» **Short task**
Render every line of the material below as a Markdown table with the columns "Row" and "Material line". Number the rows in order and leave out blank lines.
## START Extracted entries
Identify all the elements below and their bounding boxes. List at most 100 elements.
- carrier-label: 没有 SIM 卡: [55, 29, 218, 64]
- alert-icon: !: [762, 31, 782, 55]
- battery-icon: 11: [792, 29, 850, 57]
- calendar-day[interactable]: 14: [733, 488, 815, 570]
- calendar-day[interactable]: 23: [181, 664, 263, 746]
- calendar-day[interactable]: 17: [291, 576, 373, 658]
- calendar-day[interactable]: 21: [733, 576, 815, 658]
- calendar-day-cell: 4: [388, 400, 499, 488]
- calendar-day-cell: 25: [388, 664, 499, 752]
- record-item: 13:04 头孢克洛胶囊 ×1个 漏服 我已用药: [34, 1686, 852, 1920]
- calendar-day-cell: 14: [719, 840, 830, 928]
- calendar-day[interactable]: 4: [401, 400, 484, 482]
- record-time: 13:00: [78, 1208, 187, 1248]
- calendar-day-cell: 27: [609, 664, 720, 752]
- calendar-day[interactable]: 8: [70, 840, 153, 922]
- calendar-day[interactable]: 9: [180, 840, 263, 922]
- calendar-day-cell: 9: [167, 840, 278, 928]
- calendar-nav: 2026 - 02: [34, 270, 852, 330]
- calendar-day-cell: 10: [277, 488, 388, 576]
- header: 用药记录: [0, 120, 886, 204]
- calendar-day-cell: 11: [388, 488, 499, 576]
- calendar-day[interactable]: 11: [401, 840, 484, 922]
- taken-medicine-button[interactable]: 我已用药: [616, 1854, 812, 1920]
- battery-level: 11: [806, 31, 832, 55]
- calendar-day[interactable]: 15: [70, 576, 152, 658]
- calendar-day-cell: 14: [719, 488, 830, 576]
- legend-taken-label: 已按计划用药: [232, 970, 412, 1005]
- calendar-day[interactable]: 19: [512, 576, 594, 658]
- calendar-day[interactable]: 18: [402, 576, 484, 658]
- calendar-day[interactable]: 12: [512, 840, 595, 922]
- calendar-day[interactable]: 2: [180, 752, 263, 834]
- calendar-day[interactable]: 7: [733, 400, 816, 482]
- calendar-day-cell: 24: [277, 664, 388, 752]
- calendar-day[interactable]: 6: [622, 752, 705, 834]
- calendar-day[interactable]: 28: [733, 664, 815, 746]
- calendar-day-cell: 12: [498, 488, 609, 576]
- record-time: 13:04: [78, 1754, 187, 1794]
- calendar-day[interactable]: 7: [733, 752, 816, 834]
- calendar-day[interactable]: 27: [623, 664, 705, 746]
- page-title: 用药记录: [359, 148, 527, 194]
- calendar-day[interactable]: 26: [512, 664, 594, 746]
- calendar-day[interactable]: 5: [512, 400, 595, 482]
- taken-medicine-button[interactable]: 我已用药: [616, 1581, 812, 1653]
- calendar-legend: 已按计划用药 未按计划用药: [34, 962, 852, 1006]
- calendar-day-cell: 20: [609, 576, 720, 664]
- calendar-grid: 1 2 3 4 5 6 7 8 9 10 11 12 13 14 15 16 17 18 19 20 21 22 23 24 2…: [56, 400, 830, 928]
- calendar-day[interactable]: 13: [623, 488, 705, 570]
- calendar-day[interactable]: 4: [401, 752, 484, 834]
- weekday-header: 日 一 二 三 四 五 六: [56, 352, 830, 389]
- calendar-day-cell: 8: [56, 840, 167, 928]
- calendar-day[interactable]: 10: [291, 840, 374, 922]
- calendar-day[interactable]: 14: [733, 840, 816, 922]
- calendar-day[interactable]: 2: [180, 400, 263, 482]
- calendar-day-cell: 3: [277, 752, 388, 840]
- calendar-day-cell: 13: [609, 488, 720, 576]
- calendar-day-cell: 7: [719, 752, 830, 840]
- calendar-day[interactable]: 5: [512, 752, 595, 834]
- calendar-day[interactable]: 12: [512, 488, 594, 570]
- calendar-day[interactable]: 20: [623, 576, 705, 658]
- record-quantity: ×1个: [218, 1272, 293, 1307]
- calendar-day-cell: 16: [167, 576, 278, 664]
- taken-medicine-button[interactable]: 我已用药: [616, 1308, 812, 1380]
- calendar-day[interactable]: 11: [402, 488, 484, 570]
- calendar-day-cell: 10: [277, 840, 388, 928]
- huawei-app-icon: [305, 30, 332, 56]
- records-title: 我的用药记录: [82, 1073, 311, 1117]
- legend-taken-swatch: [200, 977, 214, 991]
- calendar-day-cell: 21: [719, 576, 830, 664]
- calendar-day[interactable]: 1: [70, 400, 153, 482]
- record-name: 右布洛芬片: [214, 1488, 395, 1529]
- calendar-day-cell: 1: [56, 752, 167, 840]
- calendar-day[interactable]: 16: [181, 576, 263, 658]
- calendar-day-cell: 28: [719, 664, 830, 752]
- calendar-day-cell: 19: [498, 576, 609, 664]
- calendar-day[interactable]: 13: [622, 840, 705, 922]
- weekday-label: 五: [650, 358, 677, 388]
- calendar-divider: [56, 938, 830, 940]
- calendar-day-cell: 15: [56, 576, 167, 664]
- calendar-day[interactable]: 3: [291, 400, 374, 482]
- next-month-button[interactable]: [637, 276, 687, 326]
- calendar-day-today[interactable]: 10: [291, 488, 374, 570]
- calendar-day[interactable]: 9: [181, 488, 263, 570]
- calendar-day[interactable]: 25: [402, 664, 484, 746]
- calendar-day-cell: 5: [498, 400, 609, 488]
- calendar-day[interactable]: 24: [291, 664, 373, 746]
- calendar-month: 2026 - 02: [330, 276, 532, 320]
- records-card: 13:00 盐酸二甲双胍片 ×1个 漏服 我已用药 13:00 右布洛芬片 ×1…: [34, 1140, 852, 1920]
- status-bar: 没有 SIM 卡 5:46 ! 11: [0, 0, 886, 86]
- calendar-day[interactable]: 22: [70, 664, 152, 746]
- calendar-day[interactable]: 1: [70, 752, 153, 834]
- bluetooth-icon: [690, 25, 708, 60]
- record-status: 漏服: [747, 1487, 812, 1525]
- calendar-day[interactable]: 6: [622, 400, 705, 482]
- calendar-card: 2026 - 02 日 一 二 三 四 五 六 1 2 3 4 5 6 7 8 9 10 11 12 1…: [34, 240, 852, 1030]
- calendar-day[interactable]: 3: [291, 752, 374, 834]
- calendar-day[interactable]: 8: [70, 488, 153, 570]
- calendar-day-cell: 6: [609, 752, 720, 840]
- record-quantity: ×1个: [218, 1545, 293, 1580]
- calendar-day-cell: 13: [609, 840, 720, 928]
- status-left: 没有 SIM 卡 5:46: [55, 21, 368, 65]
## END Extracted entries
» **The completed task**
| Row | Material line |
|---|---|
| 1 | Identify all the elements below and their bounding boxes. List at most 100 elements. |
| 2 | - carrier-label: 没有 SIM 卡: [55, 29, 218, 64] |
| 3 | - alert-icon: !: [762, 31, 782, 55] |
| 4 | - battery-icon: 11: [792, 29, 850, 57] |
| 5 | - calendar-day[interactable]: 14: [733, 488, 815, 570] |
| 6 | - calendar-day[interactable]: 23: [181, 664, 263, 746] |
| 7 | - calendar-day[interactable]: 17: [291, 576, 373, 658] |
| 8 | - calendar-day[interactable]: 21: [733, 576, 815, 658] |
| 9 | - calendar-day-cell: 4: [388, 400, 499, 488] |
| 10 | - calendar-day-cell: 25: [388, 664, 499, 752] |
| 11 | - record-item: 13:04 头孢克洛胶囊 ×1个 漏服 我已用药: [34, 1686, 852, 1920] |
| 12 | - calendar-day-cell: 14: [719, 840, 830, 928] |
| 13 | - calendar-day[interactable]: 4: [401, 400, 484, 482] |
| 14 | - record-time: 13:00: [78, 1208, 187, 1248] |
| 15 | - calendar-day-cell: 27: [609, 664, 720, 752] |
| 16 | - calendar-day[interactable]: 8: [70, 840, 153, 922] |
| 17 | - calendar-day[interactable]: 9: [180, 840, 263, 922] |
| 18 | - calendar-day-cell: 9: [167, 840, 278, 928] |
| 19 | - calendar-nav: 2026 - 02: [34, 270, 852, 330] |
| 20 | - calendar-day-cell: 10: [277, 488, 388, 576] |
| 21 | - header: 用药记录: [0, 120, 886, 204] |
| 22 | - calendar-day-cell: 11: [388, 488, 499, 576] |
| 23 | - calendar-day[interactable]: 11: [401, 840, 484, 922] |
| 24 | - taken-medicine-button[interactable]: 我已用药: [616, 1854, 812, 1920] |
| 25 | - battery-level: 11: [806, 31, 832, 55] |
| 26 | - calendar-day[interactable]: 15: [70, 576, 152, 658] |
| 27 | - calendar-day-cell: 14: [719, 488, 830, 576] |
| 28 | - legend-taken-label: 已按计划用药: [232, 970, 412, 1005] |
| 29 | - calendar-day[interactable]: 19: [512, 576, 594, 658] |
| 30 | - calendar-day[interactable]: 18: [402, 576, 484, 658] |
| 31 | - calendar-day[interactable]: 12: [512, 840, 595, 922] |
| 32 | - calendar-day[interactable]: 2: [180, 752, 263, 834] |
| 33 | - calendar-day[interactable]: 7: [733, 400, 816, 482] |
| 34 | - calendar-day-cell: 24: [277, 664, 388, 752] |
| 35 | - calendar-day[interactable]: 6: [622, 752, 705, 834] |
| 36 | - calendar-day[interactable]: 28: [733, 664, 815, 746] |
| 37 | - calendar-day-cell: 12: [498, 488, 609, 576] |
| 38 | - record-time: 13:04: [78, 1754, 187, 1794] |
| 39 | - calendar-day[interactable]: 7: [733, 752, 816, 834] |
| 40 | - calendar-day[interactable]: 27: [623, 664, 705, 746] |
| 41 | - page-title: 用药记录: [359, 148, 527, 194] |
| 42 | - calendar-day[interactable]: 26: [512, 664, 594, 746] |
| 43 | - calendar-day[interactable]: 5: [512, 400, 595, 482] |
| 44 | - taken-medicine-button[interactable]: 我已用药: [616, 1581, 812, 1653] |
| 45 | - calendar-legend: 已按计划用药 未按计划用药: [34, 962, 852, 1006] |
| 46 | - calendar-day-cell: 20: [609, 576, 720, 664] |
| 47 | - calendar-grid: 1 2 3 4 5 6 7 8 9 10 11 12 13 14 15 16 17 18 19 20 21 22 23 24 2…: [56, 400, 830, 928] |
| 48 | - calendar-day[interactable]: 13: [623, 488, 705, 570] |
| 49 | - calendar-day[interactable]: 4: [401, 752, 484, 834] |
| 50 | - weekday-header: 日 一 二 三 四 五 六: [56, 352, 830, 389] |
| 51 | - calendar-day-cell: 8: [56, 840, 167, 928] |
| 52 | - calendar-day[interactable]: 10: [291, 840, 374, 922] |
| 53 | - calendar-day[interactable]: 14: [733, 840, 816, 922] |
| 54 | - calendar-day[interactable]: 2: [180, 400, 263, 482] |
| 55 | - calendar-day-cell: 3: [277, 752, 388, 840] |
| 56 | - calendar-day-cell: 13: [609, 488, 720, 576] |
| 57 | - calendar-day-cell: 7: [719, 752, 830, 840] |
| 58 | - calendar-day[interactable]: 5: [512, 752, 595, 834] |
| 59 | - calendar-day[interactable]: 12: [512, 488, 594, 570] |
| 60 | - calendar-day[interactable]: 20: [623, 576, 705, 658] |
| 61 | - record-quantity: ×1个: [218, 1272, 293, 1307] |
| 62 | - calendar-day-cell: 16: [167, 576, 278, 664] |
| 63 | - taken-medicine-button[interactable]: 我已用药: [616, 1308, 812, 1380] |
| 64 | - calendar-day[interactable]: 11: [402, 488, 484, 570] |
| 65 | - calendar-day-cell: 10: [277, 840, 388, 928] |
| 66 | - huawei-app-icon: [305, 30, 332, 56] |
| 67 | - records-title: 我的用药记录: [82, 1073, 311, 1117] |
| 68 | - legend-taken-swatch: [200, 977, 214, 991] |
| 69 | - calendar-day-cell: 21: [719, 576, 830, 664] |
| 70 | - calendar-day[interactable]: 1: [70, 400, 153, 482] |
| 71 | - record-name: 右布洛芬片: [214, 1488, 395, 1529] |
| 72 | - calendar-day-cell: 1: [56, 752, 167, 840] |
| 73 | - calendar-day[interactable]: 16: [181, 576, 263, 658] |
| 74 | - calendar-day-cell: 28: [719, 664, 830, 752] |
| 75 | - calendar-day-cell: 19: [498, 576, 609, 664] |
| 76 | - calendar-day[interactable]: 13: [622, 840, 705, 922] |
| 77 | - weekday-label: 五: [650, 358, 677, 388] |
| 78 | - calendar-divider: [56, 938, 830, 940] |
| 79 | - calendar-day-cell: 15: [56, 576, 167, 664] |
| 80 | - calendar-day[interactable]: 3: [291, 400, 374, 482] |
| 81 | - next-month-button[interactable]: [637, 276, 687, 326] |
| 82 | - calendar-day-today[interactable]: 10: [291, 488, 374, 570] |
| 83 | - calendar-day[interactable]: 9: [181, 488, 263, 570] |
| 84 | - calendar-day[interactable]: 25: [402, 664, 484, 746] |
| 85 | - calendar-day-cell: 5: [498, 400, 609, 488] |
| 86 | - calendar-day[interactable]: 24: [291, 664, 373, 746] |
| 87 | - calendar-month: 2026 - 02: [330, 276, 532, 320] |
| 88 | - records-card: 13:00 盐酸二甲双胍片 ×1个 漏服 我已用药 13:00 右布洛芬片 ×1…: [34, 1140, 852, 1920] |
| 89 | - status-bar: 没有 SIM 卡 5:46 ! 11: [0, 0, 886, 86] |
| 90 | - calendar-day[interactable]: 22: [70, 664, 152, 746] |
| 91 | - calendar-day[interactable]: 1: [70, 752, 153, 834] |
| 92 | - bluetooth-icon: [690, 25, 708, 60] |
| 93 | - record-status: 漏服: [747, 1487, 812, 1525] |
| 94 | - calendar-day[interactable]: 6: [622, 400, 705, 482] |
| 95 | - calendar-card: 2026 - 02 日 一 二 三 四 五 六 1 2 3 4 5 6 7 8 9 10 11 12 1…: [34, 240, 852, 1030] |
| 96 | - calendar-day[interactable]: 3: [291, 752, 374, 834] |
| 97 | - calendar-day[interactable]: 8: [70, 488, 153, 570] |
| 98 | - calendar-day-cell: 6: [609, 752, 720, 840] |
| 99 | - record-quantity: ×1个: [218, 1545, 293, 1580] |
| 100 | - calendar-day-cell: 13: [609, 840, 720, 928] |
| 101 | - status-left: 没有 SIM 卡 5:46: [55, 21, 368, 65] |